== Given request ==
Repeat word for word the lines of the records below, from the line containing "Patent image size: (1008, 594)." to the line containing "The fluid outlet 27 is at (580, 217).", both lines included.

== Task data ==
◇ ◇ ◇ ◇ ◇ ◇ ◇

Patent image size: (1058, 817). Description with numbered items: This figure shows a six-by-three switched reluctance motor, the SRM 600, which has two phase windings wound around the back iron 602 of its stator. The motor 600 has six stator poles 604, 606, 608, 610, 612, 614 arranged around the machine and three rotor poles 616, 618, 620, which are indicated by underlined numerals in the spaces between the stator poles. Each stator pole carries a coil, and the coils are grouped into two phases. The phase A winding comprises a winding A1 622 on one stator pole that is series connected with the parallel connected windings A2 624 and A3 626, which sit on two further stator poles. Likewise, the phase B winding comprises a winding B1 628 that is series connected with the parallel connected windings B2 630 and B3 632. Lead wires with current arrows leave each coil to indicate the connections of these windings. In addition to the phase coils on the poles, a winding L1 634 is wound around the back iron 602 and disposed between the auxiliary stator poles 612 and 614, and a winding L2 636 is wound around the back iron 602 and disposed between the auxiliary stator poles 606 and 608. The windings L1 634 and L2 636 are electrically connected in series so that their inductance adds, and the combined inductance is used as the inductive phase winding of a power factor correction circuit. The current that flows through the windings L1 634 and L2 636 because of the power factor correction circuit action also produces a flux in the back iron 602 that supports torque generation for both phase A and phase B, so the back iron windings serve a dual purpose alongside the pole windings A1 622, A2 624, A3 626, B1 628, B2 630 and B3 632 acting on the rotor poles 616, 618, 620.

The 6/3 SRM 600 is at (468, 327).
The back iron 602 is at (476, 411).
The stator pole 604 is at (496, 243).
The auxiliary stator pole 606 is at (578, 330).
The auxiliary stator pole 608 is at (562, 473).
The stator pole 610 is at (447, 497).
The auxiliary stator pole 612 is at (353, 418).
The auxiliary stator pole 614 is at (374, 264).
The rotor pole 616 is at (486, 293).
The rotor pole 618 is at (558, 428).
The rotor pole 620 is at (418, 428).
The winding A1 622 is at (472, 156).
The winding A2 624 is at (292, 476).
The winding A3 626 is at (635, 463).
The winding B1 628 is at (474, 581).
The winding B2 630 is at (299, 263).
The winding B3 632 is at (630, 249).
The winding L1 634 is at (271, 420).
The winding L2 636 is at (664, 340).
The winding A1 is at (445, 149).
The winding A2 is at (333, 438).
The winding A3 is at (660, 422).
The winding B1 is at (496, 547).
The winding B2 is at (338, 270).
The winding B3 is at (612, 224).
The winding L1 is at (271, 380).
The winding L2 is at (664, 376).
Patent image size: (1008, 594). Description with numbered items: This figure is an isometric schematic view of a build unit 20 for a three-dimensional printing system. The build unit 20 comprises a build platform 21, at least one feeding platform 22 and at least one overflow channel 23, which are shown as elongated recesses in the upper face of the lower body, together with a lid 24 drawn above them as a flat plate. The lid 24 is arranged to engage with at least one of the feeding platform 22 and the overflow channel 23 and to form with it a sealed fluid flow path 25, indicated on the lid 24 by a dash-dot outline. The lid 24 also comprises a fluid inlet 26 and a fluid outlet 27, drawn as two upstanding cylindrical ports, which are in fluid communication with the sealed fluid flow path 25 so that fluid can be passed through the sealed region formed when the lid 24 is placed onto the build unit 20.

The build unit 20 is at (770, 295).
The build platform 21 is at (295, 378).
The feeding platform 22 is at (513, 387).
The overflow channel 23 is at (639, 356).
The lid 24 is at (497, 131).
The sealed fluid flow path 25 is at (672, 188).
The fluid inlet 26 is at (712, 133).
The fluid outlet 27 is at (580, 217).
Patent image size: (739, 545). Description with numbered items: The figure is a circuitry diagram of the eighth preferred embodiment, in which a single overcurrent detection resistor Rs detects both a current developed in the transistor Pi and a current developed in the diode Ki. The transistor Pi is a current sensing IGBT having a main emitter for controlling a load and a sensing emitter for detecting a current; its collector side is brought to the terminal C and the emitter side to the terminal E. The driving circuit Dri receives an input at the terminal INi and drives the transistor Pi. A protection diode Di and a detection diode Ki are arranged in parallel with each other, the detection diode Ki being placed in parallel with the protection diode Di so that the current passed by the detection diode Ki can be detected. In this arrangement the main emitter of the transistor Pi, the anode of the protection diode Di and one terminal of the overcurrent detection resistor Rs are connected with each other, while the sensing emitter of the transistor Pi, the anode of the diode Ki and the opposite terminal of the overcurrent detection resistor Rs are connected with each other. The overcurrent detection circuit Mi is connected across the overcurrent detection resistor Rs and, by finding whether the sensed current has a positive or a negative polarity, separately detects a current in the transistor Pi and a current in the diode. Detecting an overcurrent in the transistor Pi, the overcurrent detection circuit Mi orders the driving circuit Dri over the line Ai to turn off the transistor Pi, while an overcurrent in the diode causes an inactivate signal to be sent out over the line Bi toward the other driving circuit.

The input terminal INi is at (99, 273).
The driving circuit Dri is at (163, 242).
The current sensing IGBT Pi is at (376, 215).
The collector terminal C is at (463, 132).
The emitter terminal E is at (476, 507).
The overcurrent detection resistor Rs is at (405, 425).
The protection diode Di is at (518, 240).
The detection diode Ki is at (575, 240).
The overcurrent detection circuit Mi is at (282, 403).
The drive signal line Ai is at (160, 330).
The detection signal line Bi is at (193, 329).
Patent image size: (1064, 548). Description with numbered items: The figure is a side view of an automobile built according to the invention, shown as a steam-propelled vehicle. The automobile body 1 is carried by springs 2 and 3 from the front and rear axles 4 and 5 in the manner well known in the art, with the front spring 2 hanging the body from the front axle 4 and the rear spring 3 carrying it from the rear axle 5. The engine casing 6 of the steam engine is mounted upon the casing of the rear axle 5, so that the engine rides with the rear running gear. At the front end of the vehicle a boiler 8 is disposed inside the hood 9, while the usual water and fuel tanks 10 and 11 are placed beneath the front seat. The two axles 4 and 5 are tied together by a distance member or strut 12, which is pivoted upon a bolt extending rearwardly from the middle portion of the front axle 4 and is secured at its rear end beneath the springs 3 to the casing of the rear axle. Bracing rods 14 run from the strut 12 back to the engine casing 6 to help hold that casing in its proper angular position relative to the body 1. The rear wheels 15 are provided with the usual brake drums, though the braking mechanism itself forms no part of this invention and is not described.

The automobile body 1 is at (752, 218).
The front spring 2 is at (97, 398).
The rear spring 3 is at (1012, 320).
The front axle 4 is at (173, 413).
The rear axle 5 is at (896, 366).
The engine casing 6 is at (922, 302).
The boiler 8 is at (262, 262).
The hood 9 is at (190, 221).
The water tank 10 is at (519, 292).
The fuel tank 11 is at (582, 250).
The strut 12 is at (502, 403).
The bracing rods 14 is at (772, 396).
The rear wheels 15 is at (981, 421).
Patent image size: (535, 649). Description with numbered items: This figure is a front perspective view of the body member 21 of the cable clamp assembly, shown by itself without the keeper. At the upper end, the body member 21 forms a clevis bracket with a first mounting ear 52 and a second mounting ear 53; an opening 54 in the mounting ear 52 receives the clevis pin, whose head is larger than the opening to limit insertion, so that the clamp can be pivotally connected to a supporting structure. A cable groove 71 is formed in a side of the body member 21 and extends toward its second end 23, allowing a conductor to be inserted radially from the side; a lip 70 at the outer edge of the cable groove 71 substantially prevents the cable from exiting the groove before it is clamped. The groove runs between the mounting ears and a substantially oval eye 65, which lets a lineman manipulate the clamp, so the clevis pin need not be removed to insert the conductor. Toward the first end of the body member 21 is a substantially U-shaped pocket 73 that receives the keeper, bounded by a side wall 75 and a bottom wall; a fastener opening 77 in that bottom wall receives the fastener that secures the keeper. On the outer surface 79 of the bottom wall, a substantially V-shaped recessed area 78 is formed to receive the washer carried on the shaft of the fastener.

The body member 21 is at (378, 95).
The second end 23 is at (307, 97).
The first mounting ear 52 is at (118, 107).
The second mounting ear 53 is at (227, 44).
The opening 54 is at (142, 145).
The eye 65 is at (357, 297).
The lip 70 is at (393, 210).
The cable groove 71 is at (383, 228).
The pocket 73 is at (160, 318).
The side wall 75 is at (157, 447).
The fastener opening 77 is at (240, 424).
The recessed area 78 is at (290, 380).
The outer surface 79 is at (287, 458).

◇ ◇ ◇ ◇ ◇ ◇ ◇

== Exercise response ==
Patent image size: (1008, 594). Description with numbered items: This figure is an isometric schematic view of a build unit 20 for a three-dimensional printing system. The build unit 20 comprises a build platform 21, at least one feeding platform 22 and at least one overflow channel 23, which are shown as elongated recesses in the upper face of the lower body, together with a lid 24 drawn above them as a flat plate. The lid 24 is arranged to engage with at least one of the feeding platform 22 and the overflow channel 23 and to form with it a sealed fluid flow path 25, indicated on the lid 24 by a dash-dot outline. The lid 24 also comprises a fluid inlet 26 and a fluid outlet 27, drawn as two upstanding cylindrical ports, which are in fluid communication with the sealed fluid flow path 25 so that fluid can be passed through the sealed region formed when the lid 24 is placed onto the build unit 20.

The build unit 20 is at (770, 295).
The build platform 21 is at (295, 378).
The feeding platform 22 is at (513, 387).
The overflow channel 23 is at (639, 356).
The lid 24 is at (497, 131).
The sealed fluid flow path 25 is at (672, 188).
The fluid inlet 26 is at (712, 133).
The fluid outlet 27 is at (580, 217).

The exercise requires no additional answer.